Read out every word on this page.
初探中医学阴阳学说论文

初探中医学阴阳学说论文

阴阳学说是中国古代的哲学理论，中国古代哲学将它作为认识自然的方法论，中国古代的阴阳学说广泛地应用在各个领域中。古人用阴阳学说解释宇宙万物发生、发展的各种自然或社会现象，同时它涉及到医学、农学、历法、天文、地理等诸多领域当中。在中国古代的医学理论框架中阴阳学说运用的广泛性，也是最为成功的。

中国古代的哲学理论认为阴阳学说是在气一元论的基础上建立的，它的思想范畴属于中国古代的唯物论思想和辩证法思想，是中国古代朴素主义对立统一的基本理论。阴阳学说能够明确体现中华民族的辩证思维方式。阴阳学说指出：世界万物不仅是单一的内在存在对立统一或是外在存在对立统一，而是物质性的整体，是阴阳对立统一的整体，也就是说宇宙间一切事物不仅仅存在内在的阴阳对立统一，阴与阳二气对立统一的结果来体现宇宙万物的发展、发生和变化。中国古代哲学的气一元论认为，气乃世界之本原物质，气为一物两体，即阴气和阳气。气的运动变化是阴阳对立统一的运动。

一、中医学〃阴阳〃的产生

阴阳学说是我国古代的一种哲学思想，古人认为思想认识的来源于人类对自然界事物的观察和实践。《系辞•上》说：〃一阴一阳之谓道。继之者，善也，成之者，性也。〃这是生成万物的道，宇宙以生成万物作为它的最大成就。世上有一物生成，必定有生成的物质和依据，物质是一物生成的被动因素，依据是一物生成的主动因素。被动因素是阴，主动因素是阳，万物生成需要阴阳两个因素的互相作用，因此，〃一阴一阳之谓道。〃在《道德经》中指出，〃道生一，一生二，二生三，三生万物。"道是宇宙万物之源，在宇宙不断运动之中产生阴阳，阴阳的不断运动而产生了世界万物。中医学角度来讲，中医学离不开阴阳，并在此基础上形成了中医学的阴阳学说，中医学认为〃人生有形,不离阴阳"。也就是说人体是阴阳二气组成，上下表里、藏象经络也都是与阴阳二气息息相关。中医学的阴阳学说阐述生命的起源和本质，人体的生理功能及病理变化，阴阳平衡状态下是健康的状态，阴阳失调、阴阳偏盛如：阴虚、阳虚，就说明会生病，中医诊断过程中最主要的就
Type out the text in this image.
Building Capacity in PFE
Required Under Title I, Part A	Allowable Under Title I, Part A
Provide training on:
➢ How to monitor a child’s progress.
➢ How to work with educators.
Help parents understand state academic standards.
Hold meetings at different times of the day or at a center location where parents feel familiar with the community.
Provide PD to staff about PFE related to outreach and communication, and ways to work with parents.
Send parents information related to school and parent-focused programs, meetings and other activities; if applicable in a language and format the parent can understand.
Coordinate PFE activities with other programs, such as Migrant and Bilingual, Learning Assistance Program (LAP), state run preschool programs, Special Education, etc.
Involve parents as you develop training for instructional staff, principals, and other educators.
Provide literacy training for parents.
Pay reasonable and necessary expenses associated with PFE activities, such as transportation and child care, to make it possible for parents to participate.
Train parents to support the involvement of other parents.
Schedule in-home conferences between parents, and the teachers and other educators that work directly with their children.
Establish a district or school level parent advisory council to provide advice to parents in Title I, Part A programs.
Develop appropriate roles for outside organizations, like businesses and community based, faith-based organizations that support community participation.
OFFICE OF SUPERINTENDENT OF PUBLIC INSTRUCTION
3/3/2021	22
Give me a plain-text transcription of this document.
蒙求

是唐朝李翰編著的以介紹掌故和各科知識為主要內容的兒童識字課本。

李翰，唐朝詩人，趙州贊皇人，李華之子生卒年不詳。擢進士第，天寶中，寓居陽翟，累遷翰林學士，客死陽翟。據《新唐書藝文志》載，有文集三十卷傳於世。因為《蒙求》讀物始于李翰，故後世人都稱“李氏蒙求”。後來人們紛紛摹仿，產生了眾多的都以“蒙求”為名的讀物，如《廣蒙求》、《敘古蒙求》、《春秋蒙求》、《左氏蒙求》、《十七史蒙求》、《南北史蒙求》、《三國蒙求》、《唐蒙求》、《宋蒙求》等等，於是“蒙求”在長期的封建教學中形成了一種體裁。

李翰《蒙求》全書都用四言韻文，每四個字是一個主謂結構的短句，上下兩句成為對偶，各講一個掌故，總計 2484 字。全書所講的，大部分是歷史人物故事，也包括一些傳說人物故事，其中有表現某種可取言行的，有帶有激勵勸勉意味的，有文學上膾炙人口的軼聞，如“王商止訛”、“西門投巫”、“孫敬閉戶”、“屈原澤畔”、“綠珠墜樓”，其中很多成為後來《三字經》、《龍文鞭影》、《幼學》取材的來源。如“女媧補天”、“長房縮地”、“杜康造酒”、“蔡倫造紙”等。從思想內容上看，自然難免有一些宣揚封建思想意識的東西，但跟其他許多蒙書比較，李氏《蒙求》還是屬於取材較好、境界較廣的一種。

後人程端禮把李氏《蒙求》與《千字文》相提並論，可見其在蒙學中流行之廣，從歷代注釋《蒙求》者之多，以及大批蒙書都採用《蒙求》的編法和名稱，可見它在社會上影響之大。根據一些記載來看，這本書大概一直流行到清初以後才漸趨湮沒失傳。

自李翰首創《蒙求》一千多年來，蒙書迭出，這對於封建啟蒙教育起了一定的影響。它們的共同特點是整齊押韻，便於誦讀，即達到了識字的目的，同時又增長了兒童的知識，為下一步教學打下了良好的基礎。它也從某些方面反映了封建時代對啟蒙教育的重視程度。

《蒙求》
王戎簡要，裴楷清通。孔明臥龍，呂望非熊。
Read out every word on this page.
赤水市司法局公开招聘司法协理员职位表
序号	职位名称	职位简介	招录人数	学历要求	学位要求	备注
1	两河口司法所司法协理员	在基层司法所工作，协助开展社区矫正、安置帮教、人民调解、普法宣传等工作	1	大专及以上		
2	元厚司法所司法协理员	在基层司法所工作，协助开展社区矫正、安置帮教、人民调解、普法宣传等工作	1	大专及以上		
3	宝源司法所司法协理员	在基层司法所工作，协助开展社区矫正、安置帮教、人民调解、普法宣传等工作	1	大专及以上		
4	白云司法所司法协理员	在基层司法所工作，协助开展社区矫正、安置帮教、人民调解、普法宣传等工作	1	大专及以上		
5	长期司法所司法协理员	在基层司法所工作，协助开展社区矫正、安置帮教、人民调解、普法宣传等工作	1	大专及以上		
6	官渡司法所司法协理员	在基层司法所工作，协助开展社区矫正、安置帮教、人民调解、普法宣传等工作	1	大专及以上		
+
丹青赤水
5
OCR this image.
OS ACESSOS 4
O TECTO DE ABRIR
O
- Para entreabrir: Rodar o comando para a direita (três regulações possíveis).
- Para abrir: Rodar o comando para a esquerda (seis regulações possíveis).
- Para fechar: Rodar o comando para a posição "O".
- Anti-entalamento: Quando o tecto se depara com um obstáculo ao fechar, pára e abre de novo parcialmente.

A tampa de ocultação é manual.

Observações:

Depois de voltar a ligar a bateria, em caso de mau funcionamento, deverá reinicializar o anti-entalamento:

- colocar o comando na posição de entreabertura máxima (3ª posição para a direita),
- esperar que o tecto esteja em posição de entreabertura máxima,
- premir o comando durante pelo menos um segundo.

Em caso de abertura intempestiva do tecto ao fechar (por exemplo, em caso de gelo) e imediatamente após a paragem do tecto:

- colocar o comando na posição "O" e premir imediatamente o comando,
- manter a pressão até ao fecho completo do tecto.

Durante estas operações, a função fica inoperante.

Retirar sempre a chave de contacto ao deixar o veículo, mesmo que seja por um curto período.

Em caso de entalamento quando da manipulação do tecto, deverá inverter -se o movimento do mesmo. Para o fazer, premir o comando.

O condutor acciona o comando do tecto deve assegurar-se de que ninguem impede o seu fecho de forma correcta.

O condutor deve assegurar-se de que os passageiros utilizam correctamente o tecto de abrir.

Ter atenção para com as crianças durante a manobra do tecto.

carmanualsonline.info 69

———

• _Your objective_:
Go through the material above and count the lines that contain "协助开展社区矫正"; give that number alone.

• _Output of the exercise_:
6